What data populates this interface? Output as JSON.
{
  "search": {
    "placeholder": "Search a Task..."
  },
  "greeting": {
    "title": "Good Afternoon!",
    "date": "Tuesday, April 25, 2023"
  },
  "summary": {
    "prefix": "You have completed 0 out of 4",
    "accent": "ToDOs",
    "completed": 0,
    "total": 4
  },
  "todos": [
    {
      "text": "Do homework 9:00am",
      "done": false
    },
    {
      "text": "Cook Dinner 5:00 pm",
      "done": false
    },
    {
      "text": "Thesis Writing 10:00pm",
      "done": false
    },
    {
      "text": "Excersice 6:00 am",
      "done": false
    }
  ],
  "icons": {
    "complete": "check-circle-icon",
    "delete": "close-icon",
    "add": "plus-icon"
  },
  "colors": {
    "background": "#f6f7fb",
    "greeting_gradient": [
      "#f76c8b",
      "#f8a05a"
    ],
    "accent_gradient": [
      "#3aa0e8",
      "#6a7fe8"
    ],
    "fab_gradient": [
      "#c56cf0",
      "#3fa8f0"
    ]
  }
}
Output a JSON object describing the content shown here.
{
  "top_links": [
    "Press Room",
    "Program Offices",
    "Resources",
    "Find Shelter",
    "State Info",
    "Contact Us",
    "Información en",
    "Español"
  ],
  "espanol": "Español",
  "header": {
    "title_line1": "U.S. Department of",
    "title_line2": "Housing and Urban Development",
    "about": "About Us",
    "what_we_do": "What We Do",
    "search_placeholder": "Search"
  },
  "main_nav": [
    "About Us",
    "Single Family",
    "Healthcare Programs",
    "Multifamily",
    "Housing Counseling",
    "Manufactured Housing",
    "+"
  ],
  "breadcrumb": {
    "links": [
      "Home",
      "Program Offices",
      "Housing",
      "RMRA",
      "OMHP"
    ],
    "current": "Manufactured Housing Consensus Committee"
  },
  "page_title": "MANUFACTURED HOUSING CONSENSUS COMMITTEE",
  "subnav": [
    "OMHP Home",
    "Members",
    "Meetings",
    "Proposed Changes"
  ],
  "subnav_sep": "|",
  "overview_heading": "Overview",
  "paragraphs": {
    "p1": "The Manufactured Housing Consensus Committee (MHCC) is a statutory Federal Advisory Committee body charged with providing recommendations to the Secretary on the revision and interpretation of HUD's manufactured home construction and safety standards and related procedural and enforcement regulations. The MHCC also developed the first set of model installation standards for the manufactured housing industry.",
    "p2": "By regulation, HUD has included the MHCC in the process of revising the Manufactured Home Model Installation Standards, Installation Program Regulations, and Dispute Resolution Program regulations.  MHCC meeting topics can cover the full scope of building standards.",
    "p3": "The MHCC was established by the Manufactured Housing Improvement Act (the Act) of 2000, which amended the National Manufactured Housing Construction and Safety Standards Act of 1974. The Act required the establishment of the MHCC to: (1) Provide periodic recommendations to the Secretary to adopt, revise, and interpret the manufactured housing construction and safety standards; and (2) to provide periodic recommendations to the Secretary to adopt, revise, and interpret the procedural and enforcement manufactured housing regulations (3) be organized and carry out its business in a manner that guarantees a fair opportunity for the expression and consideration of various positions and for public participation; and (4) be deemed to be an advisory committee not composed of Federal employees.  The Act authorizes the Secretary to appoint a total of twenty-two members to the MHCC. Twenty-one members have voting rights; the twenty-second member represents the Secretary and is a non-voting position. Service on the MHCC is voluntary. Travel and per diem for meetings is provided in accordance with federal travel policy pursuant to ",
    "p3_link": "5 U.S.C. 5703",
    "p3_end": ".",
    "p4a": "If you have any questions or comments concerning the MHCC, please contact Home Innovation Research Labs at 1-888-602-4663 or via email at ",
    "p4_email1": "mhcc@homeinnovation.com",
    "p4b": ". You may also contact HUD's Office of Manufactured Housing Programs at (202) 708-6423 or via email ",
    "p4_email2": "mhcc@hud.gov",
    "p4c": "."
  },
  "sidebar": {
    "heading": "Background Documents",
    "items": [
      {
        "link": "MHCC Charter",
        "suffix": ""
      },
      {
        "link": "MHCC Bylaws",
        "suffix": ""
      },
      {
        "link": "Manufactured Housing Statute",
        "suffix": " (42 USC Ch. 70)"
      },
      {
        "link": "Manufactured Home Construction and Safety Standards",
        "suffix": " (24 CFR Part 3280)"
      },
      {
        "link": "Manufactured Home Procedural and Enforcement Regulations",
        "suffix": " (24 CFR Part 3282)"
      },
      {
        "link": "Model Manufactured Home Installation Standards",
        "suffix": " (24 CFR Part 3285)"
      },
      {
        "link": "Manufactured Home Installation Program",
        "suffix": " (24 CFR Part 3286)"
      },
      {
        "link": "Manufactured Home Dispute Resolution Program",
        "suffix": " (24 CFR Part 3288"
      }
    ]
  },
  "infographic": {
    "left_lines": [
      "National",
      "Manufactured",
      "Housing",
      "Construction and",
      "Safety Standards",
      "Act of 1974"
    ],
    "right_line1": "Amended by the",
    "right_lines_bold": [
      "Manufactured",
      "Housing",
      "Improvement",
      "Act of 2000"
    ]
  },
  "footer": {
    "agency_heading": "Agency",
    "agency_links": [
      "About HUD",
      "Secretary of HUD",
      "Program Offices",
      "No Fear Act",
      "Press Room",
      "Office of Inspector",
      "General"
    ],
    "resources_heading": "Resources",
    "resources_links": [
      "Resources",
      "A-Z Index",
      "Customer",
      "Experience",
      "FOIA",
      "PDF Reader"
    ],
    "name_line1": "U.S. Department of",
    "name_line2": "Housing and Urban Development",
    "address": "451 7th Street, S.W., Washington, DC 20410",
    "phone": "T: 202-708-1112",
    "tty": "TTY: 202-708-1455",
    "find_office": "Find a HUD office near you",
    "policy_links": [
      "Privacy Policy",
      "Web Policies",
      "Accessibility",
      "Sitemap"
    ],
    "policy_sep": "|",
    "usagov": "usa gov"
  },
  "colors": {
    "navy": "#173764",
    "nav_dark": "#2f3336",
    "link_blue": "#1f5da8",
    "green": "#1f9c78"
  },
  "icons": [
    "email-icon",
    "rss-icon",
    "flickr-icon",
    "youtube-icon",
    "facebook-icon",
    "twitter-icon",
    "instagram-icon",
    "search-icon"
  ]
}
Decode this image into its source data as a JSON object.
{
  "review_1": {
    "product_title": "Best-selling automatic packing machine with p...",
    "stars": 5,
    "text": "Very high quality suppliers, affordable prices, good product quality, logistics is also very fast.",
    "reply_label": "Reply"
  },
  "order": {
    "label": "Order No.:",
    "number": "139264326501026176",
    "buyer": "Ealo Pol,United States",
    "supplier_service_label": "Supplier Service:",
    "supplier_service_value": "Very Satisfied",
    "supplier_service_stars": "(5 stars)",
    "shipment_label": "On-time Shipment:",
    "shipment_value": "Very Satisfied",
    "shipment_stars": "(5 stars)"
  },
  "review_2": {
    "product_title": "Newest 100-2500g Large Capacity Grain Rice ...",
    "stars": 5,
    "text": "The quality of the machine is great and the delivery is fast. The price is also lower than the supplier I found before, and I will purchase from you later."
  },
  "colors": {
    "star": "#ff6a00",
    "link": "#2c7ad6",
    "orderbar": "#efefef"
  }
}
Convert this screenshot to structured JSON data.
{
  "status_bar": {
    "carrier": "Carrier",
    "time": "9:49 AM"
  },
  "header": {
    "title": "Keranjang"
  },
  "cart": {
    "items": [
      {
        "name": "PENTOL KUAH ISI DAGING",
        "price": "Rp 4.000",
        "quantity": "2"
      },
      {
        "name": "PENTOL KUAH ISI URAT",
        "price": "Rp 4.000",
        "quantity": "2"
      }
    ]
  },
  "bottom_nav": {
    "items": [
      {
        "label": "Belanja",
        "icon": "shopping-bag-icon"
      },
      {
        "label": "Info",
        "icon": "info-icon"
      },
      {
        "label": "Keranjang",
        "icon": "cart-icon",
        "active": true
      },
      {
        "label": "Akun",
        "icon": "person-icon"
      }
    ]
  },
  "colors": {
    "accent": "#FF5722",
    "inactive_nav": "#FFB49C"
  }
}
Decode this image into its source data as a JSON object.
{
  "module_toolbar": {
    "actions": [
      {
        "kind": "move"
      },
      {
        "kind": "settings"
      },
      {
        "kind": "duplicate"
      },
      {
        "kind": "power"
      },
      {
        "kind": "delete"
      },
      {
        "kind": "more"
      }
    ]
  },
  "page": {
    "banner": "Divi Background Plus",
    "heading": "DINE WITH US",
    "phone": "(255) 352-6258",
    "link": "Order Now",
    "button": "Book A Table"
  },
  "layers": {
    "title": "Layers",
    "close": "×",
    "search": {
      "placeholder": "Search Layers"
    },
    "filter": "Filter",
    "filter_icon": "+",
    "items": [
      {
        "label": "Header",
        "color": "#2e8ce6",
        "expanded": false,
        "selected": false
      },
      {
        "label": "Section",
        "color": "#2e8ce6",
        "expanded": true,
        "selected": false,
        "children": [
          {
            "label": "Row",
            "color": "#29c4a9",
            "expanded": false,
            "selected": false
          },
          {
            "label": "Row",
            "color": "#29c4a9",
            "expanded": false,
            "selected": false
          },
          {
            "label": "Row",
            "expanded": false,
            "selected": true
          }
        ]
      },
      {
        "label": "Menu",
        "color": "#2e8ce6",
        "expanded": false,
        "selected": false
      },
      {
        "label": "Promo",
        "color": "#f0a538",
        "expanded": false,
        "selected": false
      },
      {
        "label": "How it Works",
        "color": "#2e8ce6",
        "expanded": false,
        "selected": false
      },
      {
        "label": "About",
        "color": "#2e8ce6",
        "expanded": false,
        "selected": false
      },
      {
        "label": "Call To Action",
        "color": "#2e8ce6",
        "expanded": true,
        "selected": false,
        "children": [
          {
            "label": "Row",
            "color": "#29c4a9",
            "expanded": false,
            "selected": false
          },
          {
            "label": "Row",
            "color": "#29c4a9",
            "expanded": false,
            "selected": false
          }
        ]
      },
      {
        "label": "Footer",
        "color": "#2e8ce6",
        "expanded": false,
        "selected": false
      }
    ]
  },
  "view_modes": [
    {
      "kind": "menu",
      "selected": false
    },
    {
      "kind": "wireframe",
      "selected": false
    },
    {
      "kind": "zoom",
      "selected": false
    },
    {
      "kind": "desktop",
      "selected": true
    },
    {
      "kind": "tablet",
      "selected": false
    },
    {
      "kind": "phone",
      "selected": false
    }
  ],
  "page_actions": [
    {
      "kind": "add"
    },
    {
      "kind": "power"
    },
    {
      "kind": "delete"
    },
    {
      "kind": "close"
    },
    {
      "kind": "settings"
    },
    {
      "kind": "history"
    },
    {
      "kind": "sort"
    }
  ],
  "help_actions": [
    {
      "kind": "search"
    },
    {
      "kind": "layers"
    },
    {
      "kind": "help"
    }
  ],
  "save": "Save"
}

» What to work on:
Copy out each line of the records where the string "total" appears.

» Task output:
    "total": 4
    "p3": "The MHCC was established by the Manufactured Housing Improvement Act (the Act) of 2000, which amended the National Manufactured Housing Construction and Safety Standards Act of 1974. The Act required the establishment of the MHCC to: (1) Provide periodic recommendations to the Secretary to adopt, revise, and interpret the manufactured housing construction and safety standards; and (2) to provide periodic recommendations to the Secretary to adopt, revise, and interpret the procedural and enforcement manufactured housing regulations (3) be organized and carry out its business in a manner that guarantees a fair opportunity for the expression and consideration of various positions and for public participation; and (4) be deemed to be an advisory committee not composed of Federal employees.  The Act authorizes the Secretary to appoint a total of twenty-two members to the MHCC. Twenty-one members have voting rights; the twenty-second member represents the Secretary and is a non-voting position. Service on the MHCC is voluntary. Travel and per diem for meetings is provided in accordance with federal travel policy pursuant to ",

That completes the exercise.